Problem details: Pick out every line with the word "市路灯管理处" and copy it.

•••

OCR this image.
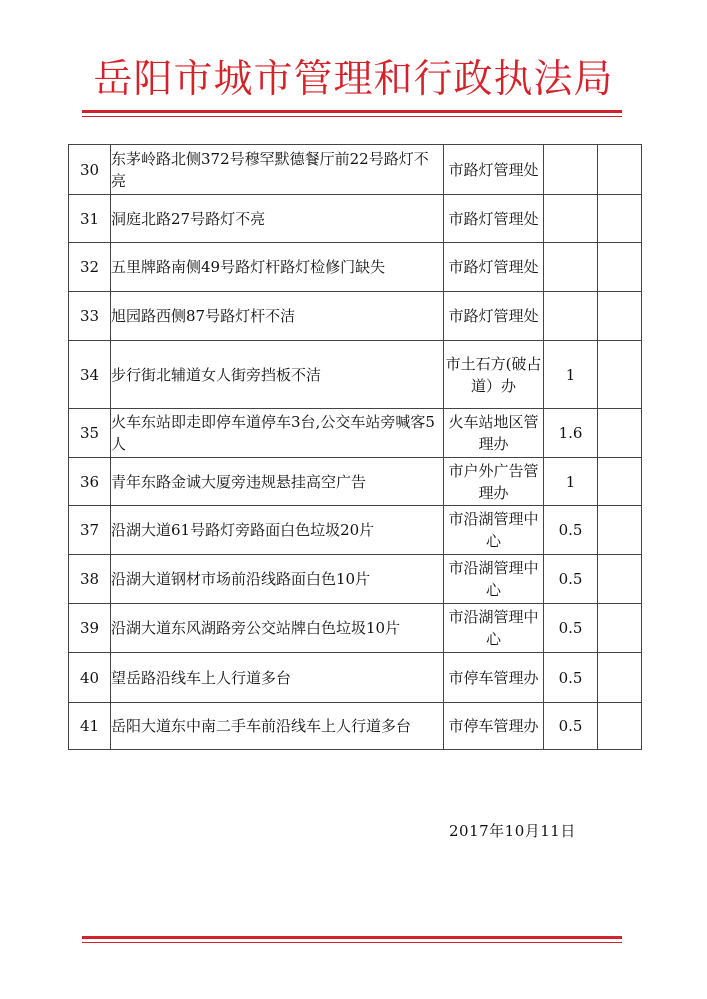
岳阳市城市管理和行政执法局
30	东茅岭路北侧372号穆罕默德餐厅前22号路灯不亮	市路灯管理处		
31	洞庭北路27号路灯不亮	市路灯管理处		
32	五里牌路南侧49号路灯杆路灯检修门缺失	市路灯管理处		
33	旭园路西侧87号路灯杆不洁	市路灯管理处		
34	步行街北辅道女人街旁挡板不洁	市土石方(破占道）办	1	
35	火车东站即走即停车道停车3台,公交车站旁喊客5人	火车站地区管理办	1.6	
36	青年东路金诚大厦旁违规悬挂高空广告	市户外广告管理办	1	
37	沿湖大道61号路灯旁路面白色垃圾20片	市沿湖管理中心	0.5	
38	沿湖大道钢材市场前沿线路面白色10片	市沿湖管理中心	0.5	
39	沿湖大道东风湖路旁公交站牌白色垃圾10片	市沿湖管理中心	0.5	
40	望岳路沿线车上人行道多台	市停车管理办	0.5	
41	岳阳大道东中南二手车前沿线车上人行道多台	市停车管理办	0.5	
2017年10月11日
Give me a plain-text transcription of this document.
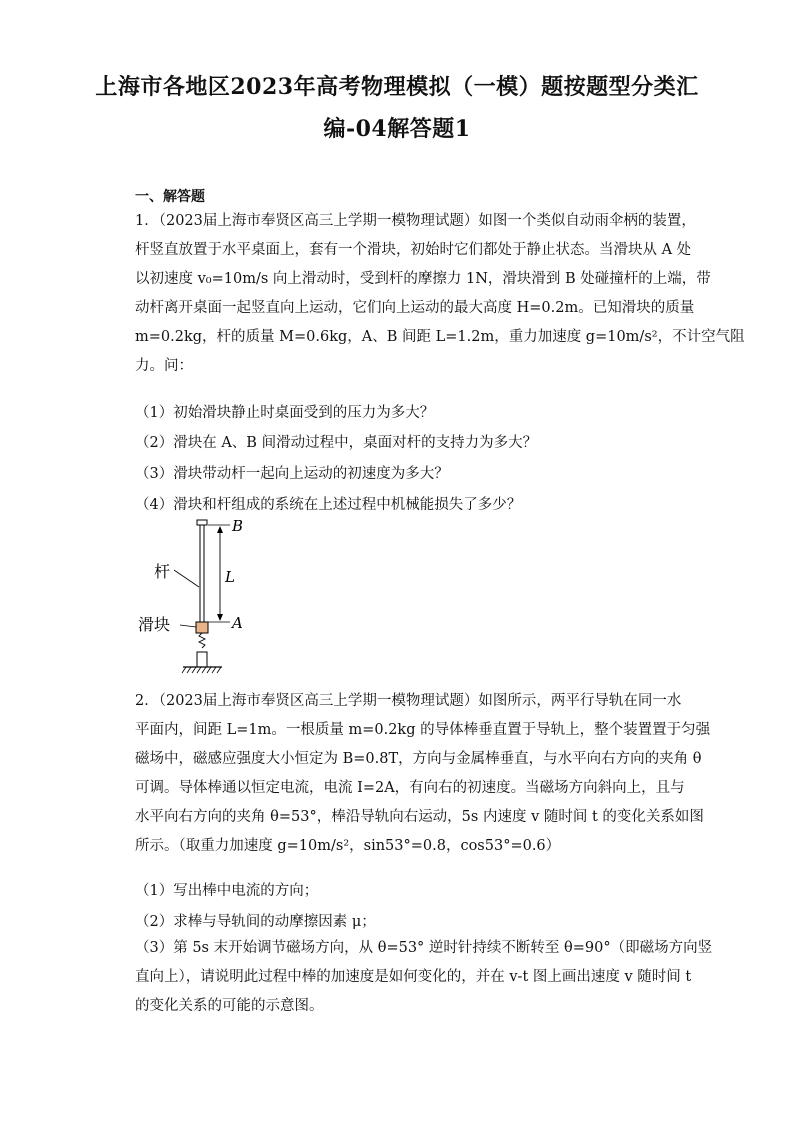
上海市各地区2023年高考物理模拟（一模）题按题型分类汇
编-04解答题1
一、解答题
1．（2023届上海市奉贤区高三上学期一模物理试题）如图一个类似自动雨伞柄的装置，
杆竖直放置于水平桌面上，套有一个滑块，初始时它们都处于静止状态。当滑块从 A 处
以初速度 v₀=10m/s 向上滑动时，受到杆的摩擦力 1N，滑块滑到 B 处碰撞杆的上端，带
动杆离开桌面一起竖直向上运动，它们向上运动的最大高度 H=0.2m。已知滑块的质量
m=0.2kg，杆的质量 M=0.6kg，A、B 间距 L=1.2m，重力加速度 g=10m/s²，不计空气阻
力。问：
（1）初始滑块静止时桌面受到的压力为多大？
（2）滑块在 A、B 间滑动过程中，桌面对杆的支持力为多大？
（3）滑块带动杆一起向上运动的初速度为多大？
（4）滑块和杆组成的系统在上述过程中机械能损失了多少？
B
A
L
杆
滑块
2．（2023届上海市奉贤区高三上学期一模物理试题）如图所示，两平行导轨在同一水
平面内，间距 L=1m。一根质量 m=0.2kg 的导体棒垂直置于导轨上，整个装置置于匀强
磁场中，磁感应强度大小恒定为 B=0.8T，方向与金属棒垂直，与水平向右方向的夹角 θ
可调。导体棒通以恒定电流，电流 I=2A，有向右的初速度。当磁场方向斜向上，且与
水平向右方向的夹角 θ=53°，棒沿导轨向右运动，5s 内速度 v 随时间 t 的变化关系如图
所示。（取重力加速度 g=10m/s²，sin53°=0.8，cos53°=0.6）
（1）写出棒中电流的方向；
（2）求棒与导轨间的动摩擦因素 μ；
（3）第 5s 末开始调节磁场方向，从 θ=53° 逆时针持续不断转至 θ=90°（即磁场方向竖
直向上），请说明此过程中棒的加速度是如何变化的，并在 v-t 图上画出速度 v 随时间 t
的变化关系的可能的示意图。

•••

Written solution:
30	东茅岭路北侧372号穆罕默德餐厅前22号路灯不亮	市路灯管理处		
31	洞庭北路27号路灯不亮	市路灯管理处		
32	五里牌路南侧49号路灯杆路灯检修门缺失	市路灯管理处		
33	旭园路西侧87号路灯杆不洁	市路灯管理处		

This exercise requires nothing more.